Problem to solve –
Set down exactly the lines from the one containing "Enumerate this screenshot's" through the last line of the records below, both included, and nothing else.

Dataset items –
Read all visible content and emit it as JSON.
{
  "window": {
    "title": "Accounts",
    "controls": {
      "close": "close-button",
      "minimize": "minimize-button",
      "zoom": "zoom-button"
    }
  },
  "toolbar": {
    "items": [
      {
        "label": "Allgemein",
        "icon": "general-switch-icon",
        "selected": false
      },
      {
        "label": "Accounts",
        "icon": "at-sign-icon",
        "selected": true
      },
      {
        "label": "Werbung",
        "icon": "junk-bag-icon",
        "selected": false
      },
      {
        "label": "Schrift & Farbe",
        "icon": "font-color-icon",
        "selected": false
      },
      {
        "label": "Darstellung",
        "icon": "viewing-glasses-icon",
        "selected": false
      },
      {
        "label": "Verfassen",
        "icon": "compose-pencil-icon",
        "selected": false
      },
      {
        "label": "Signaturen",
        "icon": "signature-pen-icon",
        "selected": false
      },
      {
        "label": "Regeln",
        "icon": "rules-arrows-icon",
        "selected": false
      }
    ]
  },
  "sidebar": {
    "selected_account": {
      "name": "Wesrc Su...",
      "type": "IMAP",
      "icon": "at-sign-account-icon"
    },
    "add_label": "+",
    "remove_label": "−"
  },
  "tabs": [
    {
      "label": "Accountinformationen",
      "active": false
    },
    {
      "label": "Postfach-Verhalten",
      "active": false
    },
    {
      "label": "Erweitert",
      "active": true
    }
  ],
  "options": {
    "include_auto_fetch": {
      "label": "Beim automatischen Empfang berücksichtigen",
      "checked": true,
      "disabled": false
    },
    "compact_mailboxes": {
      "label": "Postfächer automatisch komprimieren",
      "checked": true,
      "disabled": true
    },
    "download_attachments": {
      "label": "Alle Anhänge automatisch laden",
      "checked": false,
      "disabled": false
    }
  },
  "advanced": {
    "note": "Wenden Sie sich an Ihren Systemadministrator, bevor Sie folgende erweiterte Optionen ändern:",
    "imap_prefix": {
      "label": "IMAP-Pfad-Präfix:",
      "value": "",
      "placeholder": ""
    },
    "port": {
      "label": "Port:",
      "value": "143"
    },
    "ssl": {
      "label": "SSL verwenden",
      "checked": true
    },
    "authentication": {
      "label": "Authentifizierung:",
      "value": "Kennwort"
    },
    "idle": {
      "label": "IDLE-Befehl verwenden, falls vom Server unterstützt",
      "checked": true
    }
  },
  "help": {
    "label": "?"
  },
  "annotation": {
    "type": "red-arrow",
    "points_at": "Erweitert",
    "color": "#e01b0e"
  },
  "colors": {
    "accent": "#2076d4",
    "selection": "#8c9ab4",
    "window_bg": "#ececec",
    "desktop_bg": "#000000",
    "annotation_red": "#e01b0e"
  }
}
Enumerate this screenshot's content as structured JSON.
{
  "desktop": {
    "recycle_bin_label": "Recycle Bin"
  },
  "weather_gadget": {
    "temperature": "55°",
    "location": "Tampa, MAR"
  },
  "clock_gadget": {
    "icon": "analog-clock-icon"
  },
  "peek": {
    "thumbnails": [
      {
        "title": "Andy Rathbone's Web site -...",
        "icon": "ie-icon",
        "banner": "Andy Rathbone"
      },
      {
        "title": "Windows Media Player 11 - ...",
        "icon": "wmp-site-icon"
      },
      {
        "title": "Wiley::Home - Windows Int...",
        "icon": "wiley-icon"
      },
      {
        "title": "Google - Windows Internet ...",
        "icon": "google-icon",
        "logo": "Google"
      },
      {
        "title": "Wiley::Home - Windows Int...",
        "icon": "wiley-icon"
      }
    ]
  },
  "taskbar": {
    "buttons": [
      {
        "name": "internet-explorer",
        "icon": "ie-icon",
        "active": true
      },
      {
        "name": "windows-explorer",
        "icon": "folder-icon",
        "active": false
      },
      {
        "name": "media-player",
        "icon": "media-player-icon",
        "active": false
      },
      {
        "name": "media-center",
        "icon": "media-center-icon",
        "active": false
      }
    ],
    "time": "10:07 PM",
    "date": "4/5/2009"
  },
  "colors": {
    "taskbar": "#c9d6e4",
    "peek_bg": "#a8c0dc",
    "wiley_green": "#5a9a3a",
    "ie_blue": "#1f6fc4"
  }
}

Full response –
Enumerate this screenshot's content as structured JSON.
{
  "desktop": {
    "recycle_bin_label": "Recycle Bin"
  },
  "weather_gadget": {
    "temperature": "55°",
    "location": "Tampa, MAR"
  },
  "clock_gadget": {
    "icon": "analog-clock-icon"
  },
  "peek": {
    "thumbnails": [
      {
        "title": "Andy Rathbone's Web site -...",
        "icon": "ie-icon",
        "banner": "Andy Rathbone"
      },
      {
        "title": "Windows Media Player 11 - ...",
        "icon": "wmp-site-icon"
      },
      {
        "title": "Wiley::Home - Windows Int...",
        "icon": "wiley-icon"
      },
      {
        "title": "Google - Windows Internet ...",
        "icon": "google-icon",
        "logo": "Google"
      },
      {
        "title": "Wiley::Home - Windows Int...",
        "icon": "wiley-icon"
      }
    ]
  },
  "taskbar": {
    "buttons": [
      {
        "name": "internet-explorer",
        "icon": "ie-icon",
        "active": true
      },
      {
        "name": "windows-explorer",
        "icon": "folder-icon",
        "active": false
      },
      {
        "name": "media-player",
        "icon": "media-player-icon",
        "active": false
      },
      {
        "name": "media-center",
        "icon": "media-center-icon",
        "active": false
      }
    ],
    "time": "10:07 PM",
    "date": "4/5/2009"
  },
  "colors": {
    "taskbar": "#c9d6e4",
    "peek_bg": "#a8c0dc",
    "wiley_green": "#5a9a3a",
    "ie_blue": "#1f6fc4"
  }
}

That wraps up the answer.